— start THE RECORDS —

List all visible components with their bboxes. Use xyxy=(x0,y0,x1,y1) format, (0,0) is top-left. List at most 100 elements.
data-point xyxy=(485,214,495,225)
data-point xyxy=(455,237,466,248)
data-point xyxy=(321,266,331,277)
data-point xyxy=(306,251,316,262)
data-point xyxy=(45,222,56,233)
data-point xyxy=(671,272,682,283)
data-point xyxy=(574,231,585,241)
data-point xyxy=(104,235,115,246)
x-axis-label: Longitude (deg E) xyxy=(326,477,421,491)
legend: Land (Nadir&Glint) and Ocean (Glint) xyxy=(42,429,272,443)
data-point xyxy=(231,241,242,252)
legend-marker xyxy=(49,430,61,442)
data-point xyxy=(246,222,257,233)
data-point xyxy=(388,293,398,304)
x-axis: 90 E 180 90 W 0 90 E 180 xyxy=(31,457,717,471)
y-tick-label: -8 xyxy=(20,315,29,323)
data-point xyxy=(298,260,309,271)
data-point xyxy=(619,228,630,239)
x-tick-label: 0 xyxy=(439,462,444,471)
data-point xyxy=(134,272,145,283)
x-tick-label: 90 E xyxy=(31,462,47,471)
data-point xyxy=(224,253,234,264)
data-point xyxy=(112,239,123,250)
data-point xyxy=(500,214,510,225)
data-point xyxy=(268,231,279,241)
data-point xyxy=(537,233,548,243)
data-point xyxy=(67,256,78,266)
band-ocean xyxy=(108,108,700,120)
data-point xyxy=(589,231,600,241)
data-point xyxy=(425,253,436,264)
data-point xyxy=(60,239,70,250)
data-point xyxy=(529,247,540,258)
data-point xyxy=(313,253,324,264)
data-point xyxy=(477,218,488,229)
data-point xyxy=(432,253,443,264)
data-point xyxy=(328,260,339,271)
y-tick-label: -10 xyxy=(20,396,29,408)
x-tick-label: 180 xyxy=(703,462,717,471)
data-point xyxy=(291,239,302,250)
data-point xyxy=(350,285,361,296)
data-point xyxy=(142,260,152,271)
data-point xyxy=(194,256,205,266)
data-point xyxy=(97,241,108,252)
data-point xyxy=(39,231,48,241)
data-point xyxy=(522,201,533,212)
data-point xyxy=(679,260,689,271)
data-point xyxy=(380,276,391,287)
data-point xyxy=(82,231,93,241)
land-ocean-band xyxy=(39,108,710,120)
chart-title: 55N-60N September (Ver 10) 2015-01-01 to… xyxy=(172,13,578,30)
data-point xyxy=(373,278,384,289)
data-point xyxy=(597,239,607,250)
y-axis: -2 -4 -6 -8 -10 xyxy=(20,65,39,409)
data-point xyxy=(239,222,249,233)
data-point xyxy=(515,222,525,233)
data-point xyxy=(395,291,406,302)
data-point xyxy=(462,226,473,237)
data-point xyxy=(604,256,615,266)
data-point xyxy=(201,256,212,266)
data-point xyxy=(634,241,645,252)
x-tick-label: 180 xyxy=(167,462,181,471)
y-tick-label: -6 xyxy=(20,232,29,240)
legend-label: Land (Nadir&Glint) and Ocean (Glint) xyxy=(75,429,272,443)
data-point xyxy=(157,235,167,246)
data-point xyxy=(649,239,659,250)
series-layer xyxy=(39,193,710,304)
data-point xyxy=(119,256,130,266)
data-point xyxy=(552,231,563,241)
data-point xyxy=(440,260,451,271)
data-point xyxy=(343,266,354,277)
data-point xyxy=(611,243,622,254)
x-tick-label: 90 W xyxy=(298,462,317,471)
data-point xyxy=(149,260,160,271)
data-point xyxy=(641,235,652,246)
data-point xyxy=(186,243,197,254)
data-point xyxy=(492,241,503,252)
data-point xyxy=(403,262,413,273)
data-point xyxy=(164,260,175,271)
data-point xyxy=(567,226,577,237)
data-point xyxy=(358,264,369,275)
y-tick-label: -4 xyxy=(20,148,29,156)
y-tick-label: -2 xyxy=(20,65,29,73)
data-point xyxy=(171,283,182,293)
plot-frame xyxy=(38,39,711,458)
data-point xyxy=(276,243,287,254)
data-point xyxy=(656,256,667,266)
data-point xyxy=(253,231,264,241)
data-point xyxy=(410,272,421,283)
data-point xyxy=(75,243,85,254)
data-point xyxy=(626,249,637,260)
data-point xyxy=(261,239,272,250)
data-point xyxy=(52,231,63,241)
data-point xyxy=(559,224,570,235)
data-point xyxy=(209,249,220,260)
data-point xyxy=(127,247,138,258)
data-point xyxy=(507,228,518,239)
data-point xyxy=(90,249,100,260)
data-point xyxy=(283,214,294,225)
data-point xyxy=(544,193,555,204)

— end THE RECORDS —

▶ [GIVEN REQUEST] Copy every one of the records above line for line, changing nothing.

▶ [COMPLETE OUTPUT]
List all visible components with their bboxes. Use xyxy=(x0,y0,x1,y1) format, (0,0) is top-left. List at most 100 elements.
data-point xyxy=(485,214,495,225)
data-point xyxy=(455,237,466,248)
data-point xyxy=(321,266,331,277)
data-point xyxy=(306,251,316,262)
data-point xyxy=(45,222,56,233)
data-point xyxy=(671,272,682,283)
data-point xyxy=(574,231,585,241)
data-point xyxy=(104,235,115,246)
x-axis-label: Longitude (deg E) xyxy=(326,477,421,491)
legend: Land (Nadir&Glint) and Ocean (Glint) xyxy=(42,429,272,443)
data-point xyxy=(231,241,242,252)
legend-marker xyxy=(49,430,61,442)
data-point xyxy=(246,222,257,233)
data-point xyxy=(388,293,398,304)
x-axis: 90 E 180 90 W 0 90 E 180 xyxy=(31,457,717,471)
y-tick-label: -8 xyxy=(20,315,29,323)
data-point xyxy=(298,260,309,271)
data-point xyxy=(619,228,630,239)
x-tick-label: 0 xyxy=(439,462,444,471)
data-point xyxy=(134,272,145,283)
x-tick-label: 90 E xyxy=(31,462,47,471)
data-point xyxy=(224,253,234,264)
data-point xyxy=(112,239,123,250)
data-point xyxy=(500,214,510,225)
data-point xyxy=(268,231,279,241)
data-point xyxy=(537,233,548,243)
data-point xyxy=(67,256,78,266)
band-ocean xyxy=(108,108,700,120)
data-point xyxy=(589,231,600,241)
data-point xyxy=(425,253,436,264)
data-point xyxy=(60,239,70,250)
data-point xyxy=(529,247,540,258)
data-point xyxy=(313,253,324,264)
data-point xyxy=(477,218,488,229)
data-point xyxy=(432,253,443,264)
data-point xyxy=(328,260,339,271)
y-tick-label: -10 xyxy=(20,396,29,408)
x-tick-label: 180 xyxy=(703,462,717,471)
data-point xyxy=(291,239,302,250)
data-point xyxy=(350,285,361,296)
data-point xyxy=(142,260,152,271)
data-point xyxy=(194,256,205,266)
data-point xyxy=(97,241,108,252)
data-point xyxy=(39,231,48,241)
data-point xyxy=(522,201,533,212)
data-point xyxy=(679,260,689,271)
data-point xyxy=(380,276,391,287)
data-point xyxy=(82,231,93,241)
land-ocean-band xyxy=(39,108,710,120)
chart-title: 55N-60N September (Ver 10) 2015-01-01 to… xyxy=(172,13,578,30)
data-point xyxy=(373,278,384,289)
data-point xyxy=(597,239,607,250)
y-axis: -2 -4 -6 -8 -10 xyxy=(20,65,39,409)
data-point xyxy=(239,222,249,233)
data-point xyxy=(515,222,525,233)
data-point xyxy=(395,291,406,302)
data-point xyxy=(462,226,473,237)
data-point xyxy=(604,256,615,266)
data-point xyxy=(201,256,212,266)
data-point xyxy=(634,241,645,252)
x-tick-label: 180 xyxy=(167,462,181,471)
y-tick-label: -6 xyxy=(20,232,29,240)
legend-label: Land (Nadir&Glint) and Ocean (Glint) xyxy=(75,429,272,443)
data-point xyxy=(157,235,167,246)
data-point xyxy=(649,239,659,250)
series-layer xyxy=(39,193,710,304)
data-point xyxy=(119,256,130,266)
data-point xyxy=(552,231,563,241)
data-point xyxy=(440,260,451,271)
data-point xyxy=(343,266,354,277)
data-point xyxy=(611,243,622,254)
x-tick-label: 90 W xyxy=(298,462,317,471)
data-point xyxy=(149,260,160,271)
data-point xyxy=(641,235,652,246)
data-point xyxy=(186,243,197,254)
data-point xyxy=(492,241,503,252)
data-point xyxy=(403,262,413,273)
data-point xyxy=(164,260,175,271)
data-point xyxy=(567,226,577,237)
data-point xyxy=(358,264,369,275)
y-tick-label: -4 xyxy=(20,148,29,156)
y-tick-label: -2 xyxy=(20,65,29,73)
data-point xyxy=(171,283,182,293)
plot-frame xyxy=(38,39,711,458)
data-point xyxy=(276,243,287,254)
data-point xyxy=(656,256,667,266)
data-point xyxy=(253,231,264,241)
data-point xyxy=(410,272,421,283)
data-point xyxy=(75,243,85,254)
data-point xyxy=(626,249,637,260)
data-point xyxy=(261,239,272,250)
data-point xyxy=(52,231,63,241)
data-point xyxy=(559,224,570,235)
data-point xyxy=(209,249,220,260)
data-point xyxy=(127,247,138,258)
data-point xyxy=(507,228,518,239)
data-point xyxy=(90,249,100,260)
data-point xyxy=(283,214,294,225)
data-point xyxy=(544,193,555,204)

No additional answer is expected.